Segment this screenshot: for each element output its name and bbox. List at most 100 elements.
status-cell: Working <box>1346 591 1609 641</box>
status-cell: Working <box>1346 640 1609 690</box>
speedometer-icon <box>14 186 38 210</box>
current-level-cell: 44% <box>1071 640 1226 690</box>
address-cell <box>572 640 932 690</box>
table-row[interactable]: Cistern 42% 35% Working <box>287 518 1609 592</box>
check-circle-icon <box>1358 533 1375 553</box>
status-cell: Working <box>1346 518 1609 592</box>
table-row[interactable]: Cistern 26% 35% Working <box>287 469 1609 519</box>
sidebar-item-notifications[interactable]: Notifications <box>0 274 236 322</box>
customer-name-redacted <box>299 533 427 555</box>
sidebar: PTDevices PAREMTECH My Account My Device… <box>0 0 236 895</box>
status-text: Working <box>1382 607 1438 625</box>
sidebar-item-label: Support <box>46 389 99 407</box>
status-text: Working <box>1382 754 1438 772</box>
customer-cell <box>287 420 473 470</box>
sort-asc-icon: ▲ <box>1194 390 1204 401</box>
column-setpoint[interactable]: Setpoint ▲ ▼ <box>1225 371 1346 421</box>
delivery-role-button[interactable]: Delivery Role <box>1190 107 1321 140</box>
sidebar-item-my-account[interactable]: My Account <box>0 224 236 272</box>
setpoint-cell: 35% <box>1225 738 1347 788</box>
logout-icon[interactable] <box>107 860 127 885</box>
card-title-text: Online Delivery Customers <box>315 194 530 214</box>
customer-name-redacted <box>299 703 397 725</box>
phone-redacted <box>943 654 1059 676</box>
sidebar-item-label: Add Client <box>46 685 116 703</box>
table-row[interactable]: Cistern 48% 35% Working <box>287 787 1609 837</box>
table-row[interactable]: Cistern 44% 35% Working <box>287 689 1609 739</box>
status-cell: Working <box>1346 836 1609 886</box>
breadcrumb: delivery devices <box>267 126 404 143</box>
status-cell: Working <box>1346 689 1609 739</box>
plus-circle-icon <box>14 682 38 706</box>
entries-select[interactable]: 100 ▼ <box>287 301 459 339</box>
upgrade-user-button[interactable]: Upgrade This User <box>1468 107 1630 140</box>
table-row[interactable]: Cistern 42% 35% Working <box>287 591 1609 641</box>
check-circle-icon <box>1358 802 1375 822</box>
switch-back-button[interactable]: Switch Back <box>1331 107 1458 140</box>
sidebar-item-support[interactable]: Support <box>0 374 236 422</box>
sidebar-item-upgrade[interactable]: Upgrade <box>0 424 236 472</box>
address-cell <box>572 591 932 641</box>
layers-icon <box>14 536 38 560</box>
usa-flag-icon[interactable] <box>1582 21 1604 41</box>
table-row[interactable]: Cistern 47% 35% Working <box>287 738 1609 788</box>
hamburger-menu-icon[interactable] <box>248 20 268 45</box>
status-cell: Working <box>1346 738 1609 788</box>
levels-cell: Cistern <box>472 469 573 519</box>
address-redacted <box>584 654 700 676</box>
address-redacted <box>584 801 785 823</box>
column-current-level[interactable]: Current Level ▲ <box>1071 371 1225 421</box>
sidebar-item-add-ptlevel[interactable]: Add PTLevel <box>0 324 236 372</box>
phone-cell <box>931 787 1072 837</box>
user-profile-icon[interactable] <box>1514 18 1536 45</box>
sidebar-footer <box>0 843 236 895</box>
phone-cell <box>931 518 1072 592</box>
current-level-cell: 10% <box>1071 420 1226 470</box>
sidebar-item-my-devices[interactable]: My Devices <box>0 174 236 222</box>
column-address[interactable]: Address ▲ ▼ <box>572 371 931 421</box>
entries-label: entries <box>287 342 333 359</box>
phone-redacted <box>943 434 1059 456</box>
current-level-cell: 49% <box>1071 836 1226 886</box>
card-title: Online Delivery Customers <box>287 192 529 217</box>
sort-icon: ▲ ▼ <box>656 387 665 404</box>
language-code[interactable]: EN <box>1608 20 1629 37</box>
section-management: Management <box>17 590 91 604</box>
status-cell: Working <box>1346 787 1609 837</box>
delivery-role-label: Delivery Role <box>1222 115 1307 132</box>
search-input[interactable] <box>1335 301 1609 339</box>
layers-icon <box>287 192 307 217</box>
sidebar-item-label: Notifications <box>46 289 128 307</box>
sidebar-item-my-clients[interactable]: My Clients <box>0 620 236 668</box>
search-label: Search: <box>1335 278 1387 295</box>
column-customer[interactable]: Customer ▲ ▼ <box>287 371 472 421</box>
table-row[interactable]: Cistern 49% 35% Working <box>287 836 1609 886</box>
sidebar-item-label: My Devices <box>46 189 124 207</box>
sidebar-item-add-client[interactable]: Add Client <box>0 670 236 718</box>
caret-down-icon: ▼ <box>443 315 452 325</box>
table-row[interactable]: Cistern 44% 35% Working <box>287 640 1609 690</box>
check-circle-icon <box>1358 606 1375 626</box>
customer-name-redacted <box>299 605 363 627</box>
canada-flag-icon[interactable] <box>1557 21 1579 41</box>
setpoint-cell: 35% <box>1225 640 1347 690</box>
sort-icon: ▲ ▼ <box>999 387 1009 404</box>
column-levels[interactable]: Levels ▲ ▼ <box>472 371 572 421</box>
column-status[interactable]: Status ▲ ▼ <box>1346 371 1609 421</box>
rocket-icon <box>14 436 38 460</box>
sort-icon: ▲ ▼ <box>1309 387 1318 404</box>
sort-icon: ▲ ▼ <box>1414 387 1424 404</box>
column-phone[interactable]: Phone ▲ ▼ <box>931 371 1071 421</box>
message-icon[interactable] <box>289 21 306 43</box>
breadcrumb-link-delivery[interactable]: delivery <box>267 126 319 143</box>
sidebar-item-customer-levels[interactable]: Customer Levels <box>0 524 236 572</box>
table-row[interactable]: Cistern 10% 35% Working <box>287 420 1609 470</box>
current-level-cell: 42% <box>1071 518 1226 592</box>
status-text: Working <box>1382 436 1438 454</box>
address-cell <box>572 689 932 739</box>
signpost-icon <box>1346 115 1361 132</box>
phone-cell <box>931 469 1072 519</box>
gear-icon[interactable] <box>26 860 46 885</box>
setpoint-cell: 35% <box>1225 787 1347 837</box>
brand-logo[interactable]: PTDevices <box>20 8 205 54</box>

DIRECTIONS FOR THIS TASK = Copy the records word for word, from the first line through the line that contains "speedometer-icon <box>14 186 38 210</box>". Include both of those lines and nothing after them.

CORRECT ANSWER =
Segment this screenshot: for each element output its name and bbox. List at most 100 elements.
status-cell: Working <box>1346 591 1609 641</box>
status-cell: Working <box>1346 640 1609 690</box>
speedometer-icon <box>14 186 38 210</box>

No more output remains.